YOUR INSTRUCTIONS:
Every line of the data must be copied exactly.

EXERCISE INPUT:

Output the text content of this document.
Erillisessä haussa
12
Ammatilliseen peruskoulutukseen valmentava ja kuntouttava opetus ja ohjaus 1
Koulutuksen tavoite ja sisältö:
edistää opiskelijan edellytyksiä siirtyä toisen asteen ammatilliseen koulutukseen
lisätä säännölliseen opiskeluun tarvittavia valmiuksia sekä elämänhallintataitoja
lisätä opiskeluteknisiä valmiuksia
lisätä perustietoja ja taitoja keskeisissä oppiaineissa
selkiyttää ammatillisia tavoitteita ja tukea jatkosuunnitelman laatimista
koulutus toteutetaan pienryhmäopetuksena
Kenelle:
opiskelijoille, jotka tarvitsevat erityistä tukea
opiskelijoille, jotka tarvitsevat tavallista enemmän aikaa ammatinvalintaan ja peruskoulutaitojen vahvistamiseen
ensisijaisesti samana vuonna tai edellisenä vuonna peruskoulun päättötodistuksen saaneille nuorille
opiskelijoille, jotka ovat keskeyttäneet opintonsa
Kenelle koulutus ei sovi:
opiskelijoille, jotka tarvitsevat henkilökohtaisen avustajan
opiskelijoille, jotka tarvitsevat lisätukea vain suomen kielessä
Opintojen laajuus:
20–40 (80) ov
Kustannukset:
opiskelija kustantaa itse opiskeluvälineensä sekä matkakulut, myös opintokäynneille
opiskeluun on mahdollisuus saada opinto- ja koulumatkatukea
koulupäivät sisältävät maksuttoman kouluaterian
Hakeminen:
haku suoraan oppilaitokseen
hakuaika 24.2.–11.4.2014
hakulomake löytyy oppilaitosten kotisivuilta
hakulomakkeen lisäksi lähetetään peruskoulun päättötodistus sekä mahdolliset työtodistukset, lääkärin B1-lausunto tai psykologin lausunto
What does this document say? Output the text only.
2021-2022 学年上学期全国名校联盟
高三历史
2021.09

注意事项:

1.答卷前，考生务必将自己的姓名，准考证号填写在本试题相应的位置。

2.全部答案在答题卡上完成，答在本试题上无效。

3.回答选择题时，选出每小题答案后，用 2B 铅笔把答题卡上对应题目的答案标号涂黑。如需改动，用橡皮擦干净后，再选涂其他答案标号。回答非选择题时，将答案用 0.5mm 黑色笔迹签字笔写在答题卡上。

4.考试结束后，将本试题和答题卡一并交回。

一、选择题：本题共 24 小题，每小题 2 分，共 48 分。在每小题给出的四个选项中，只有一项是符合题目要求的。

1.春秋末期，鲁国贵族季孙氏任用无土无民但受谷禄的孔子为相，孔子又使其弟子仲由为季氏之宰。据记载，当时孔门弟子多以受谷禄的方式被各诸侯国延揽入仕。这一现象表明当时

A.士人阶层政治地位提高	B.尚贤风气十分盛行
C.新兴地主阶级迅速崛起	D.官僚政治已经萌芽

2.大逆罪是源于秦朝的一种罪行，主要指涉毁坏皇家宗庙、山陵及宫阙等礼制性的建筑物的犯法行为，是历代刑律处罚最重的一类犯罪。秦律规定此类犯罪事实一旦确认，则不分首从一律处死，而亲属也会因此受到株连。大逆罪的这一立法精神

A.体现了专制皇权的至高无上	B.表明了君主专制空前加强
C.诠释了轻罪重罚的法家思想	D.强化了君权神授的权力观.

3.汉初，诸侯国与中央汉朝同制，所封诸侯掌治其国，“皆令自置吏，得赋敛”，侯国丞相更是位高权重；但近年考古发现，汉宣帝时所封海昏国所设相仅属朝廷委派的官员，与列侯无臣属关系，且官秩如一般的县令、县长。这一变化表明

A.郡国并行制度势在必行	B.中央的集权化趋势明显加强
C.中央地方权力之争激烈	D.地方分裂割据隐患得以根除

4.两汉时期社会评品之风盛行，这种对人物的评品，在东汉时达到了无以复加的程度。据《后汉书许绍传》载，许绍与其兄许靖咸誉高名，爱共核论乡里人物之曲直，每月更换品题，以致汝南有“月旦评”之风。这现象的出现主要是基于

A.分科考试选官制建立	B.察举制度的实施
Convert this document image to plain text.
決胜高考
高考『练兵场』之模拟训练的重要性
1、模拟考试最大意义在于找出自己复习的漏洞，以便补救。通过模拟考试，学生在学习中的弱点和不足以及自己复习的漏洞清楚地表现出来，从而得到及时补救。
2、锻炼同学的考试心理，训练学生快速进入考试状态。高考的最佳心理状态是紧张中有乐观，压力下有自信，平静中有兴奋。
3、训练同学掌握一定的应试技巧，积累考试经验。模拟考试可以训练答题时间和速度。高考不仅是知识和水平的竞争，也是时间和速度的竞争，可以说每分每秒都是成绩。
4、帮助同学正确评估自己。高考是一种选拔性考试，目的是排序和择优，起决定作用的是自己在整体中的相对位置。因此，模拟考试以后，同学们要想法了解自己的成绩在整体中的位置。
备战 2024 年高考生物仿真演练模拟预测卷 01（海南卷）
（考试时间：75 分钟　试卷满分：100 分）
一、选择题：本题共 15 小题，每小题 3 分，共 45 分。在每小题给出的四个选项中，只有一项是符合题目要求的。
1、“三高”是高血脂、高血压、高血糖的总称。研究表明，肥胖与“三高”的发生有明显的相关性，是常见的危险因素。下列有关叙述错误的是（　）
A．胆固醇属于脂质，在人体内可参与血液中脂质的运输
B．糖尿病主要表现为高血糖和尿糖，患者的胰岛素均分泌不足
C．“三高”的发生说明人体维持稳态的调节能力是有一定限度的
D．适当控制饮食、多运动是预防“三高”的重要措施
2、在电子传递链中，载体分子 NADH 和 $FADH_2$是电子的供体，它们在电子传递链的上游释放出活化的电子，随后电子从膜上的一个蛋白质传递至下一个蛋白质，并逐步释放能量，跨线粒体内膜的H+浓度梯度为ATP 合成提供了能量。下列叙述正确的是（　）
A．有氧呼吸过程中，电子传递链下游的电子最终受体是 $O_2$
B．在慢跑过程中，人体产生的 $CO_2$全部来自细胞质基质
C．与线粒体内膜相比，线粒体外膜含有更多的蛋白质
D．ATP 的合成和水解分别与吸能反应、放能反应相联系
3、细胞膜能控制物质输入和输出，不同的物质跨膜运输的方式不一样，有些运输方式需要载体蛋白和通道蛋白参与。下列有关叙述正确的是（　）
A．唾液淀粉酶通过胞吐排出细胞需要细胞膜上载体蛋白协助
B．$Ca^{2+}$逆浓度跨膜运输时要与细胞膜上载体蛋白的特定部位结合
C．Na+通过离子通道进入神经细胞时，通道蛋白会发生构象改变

TASK OUTPUT:
Output the text content of this document.
Erillisessä haussa
12
Ammatilliseen peruskoulutukseen valmentava ja kuntouttava opetus ja ohjaus 1
Koulutuksen tavoite ja sisältö:
edistää opiskelijan edellytyksiä siirtyä toisen asteen ammatilliseen koulutukseen
lisätä säännölliseen opiskeluun tarvittavia valmiuksia sekä elämänhallintataitoja
lisätä opiskeluteknisiä valmiuksia
lisätä perustietoja ja taitoja keskeisissä oppiaineissa
selkiyttää ammatillisia tavoitteita ja tukea jatkosuunnitelman laatimista
koulutus toteutetaan pienryhmäopetuksena
Kenelle:
opiskelijoille, jotka tarvitsevat erityistä tukea
opiskelijoille, jotka tarvitsevat tavallista enemmän aikaa ammatinvalintaan ja peruskoulutaitojen vahvistamiseen
ensisijaisesti samana vuonna tai edellisenä vuonna peruskoulun päättötodistuksen saaneille nuorille
opiskelijoille, jotka ovat keskeyttäneet opintonsa
Kenelle koulutus ei sovi:
opiskelijoille, jotka tarvitsevat henkilökohtaisen avustajan
opiskelijoille, jotka tarvitsevat lisätukea vain suomen kielessä
Opintojen laajuus:
20–40 (80) ov
Kustannukset:
opiskelija kustantaa itse opiskeluvälineensä sekä matkakulut, myös opintokäynneille
opiskeluun on mahdollisuus saada opinto- ja koulumatkatukea
koulupäivät sisältävät maksuttoman kouluaterian
Hakeminen:
haku suoraan oppilaitokseen
hakuaika 24.2.–11.4.2014
hakulomake löytyy oppilaitosten kotisivuilta
hakulomakkeen lisäksi lähetetään peruskoulun päättötodistus sekä mahdolliset työtodistukset, lääkärin B1-lausunto tai psykologin lausunto
What does this document say? Output the text only.
2021-2022 学年上学期全国名校联盟
高三历史
2021.09

注意事项:

1.答卷前，考生务必将自己的姓名，准考证号填写在本试题相应的位置。

2.全部答案在答题卡上完成，答在本试题上无效。

3.回答选择题时，选出每小题答案后，用 2B 铅笔把答题卡上对应题目的答案标号涂黑。如需改动，用橡皮擦干净后，再选涂其他答案标号。回答非选择题时，将答案用 0.5mm 黑色笔迹签字笔写在答题卡上。

4.考试结束后，将本试题和答题卡一并交回。

一、选择题：本题共 24 小题，每小题 2 分，共 48 分。在每小题给出的四个选项中，只有一项是符合题目要求的。

1.春秋末期，鲁国贵族季孙氏任用无土无民但受谷禄的孔子为相，孔子又使其弟子仲由为季氏之宰。据记载，当时孔门弟子多以受谷禄的方式被各诸侯国延揽入仕。这一现象表明当时

A.士人阶层政治地位提高	B.尚贤风气十分盛行
C.新兴地主阶级迅速崛起	D.官僚政治已经萌芽

2.大逆罪是源于秦朝的一种罪行，主要指涉毁坏皇家宗庙、山陵及宫阙等礼制性的建筑物的犯法行为，是历代刑律处罚最重的一类犯罪。秦律规定此类犯罪事实一旦确认，则不分首从一律处死，而亲属也会因此受到株连。大逆罪的这一立法精神

A.体现了专制皇权的至高无上	B.表明了君主专制空前加强
C.诠释了轻罪重罚的法家思想	D.强化了君权神授的权力观.

3.汉初，诸侯国与中央汉朝同制，所封诸侯掌治其国，“皆令自置吏，得赋敛”，侯国丞相更是位高权重；但近年考古发现，汉宣帝时所封海昏国所设相仅属朝廷委派的官员，与列侯无臣属关系，且官秩如一般的县令、县长。这一变化表明

A.郡国并行制度势在必行	B.中央的集权化趋势明显加强
C.中央地方权力之争激烈	D.地方分裂割据隐患得以根除

4.两汉时期社会评品之风盛行，这种对人物的评品，在东汉时达到了无以复加的程度。据《后汉书许绍传》载，许绍与其兄许靖咸誉高名，爱共核论乡里人物之曲直，每月更换品题，以致汝南有“月旦评”之风。这现象的出现主要是基于

A.分科考试选官制建立	B.察举制度的实施
Convert this document image to plain text.
決胜高考
高考『练兵场』之模拟训练的重要性
1、模拟考试最大意义在于找出自己复习的漏洞，以便补救。通过模拟考试，学生在学习中的弱点和不足以及自己复习的漏洞清楚地表现出来，从而得到及时补救。
2、锻炼同学的考试心理，训练学生快速进入考试状态。高考的最佳心理状态是紧张中有乐观，压力下有自信，平静中有兴奋。
3、训练同学掌握一定的应试技巧，积累考试经验。模拟考试可以训练答题时间和速度。高考不仅是知识和水平的竞争，也是时间和速度的竞争，可以说每分每秒都是成绩。
4、帮助同学正确评估自己。高考是一种选拔性考试，目的是排序和择优，起决定作用的是自己在整体中的相对位置。因此，模拟考试以后，同学们要想法了解自己的成绩在整体中的位置。
备战 2024 年高考生物仿真演练模拟预测卷 01（海南卷）
（考试时间：75 分钟　试卷满分：100 分）
一、选择题：本题共 15 小题，每小题 3 分，共 45 分。在每小题给出的四个选项中，只有一项是符合题目要求的。
1、“三高”是高血脂、高血压、高血糖的总称。研究表明，肥胖与“三高”的发生有明显的相关性，是常见的危险因素。下列有关叙述错误的是（　）
A．胆固醇属于脂质，在人体内可参与血液中脂质的运输
B．糖尿病主要表现为高血糖和尿糖，患者的胰岛素均分泌不足
C．“三高”的发生说明人体维持稳态的调节能力是有一定限度的
D．适当控制饮食、多运动是预防“三高”的重要措施
2、在电子传递链中，载体分子 NADH 和 $FADH_2$是电子的供体，它们在电子传递链的上游释放出活化的电子，随后电子从膜上的一个蛋白质传递至下一个蛋白质，并逐步释放能量，跨线粒体内膜的H+浓度梯度为ATP 合成提供了能量。下列叙述正确的是（　）
A．有氧呼吸过程中，电子传递链下游的电子最终受体是 $O_2$
B．在慢跑过程中，人体产生的 $CO_2$全部来自细胞质基质
C．与线粒体内膜相比，线粒体外膜含有更多的蛋白质
D．ATP 的合成和水解分别与吸能反应、放能反应相联系
3、细胞膜能控制物质输入和输出，不同的物质跨膜运输的方式不一样，有些运输方式需要载体蛋白和通道蛋白参与。下列有关叙述正确的是（　）
A．唾液淀粉酶通过胞吐排出细胞需要细胞膜上载体蛋白协助
B．$Ca^{2+}$逆浓度跨膜运输时要与细胞膜上载体蛋白的特定部位结合
C．Na+通过离子通道进入神经细胞时，通道蛋白会发生构象改变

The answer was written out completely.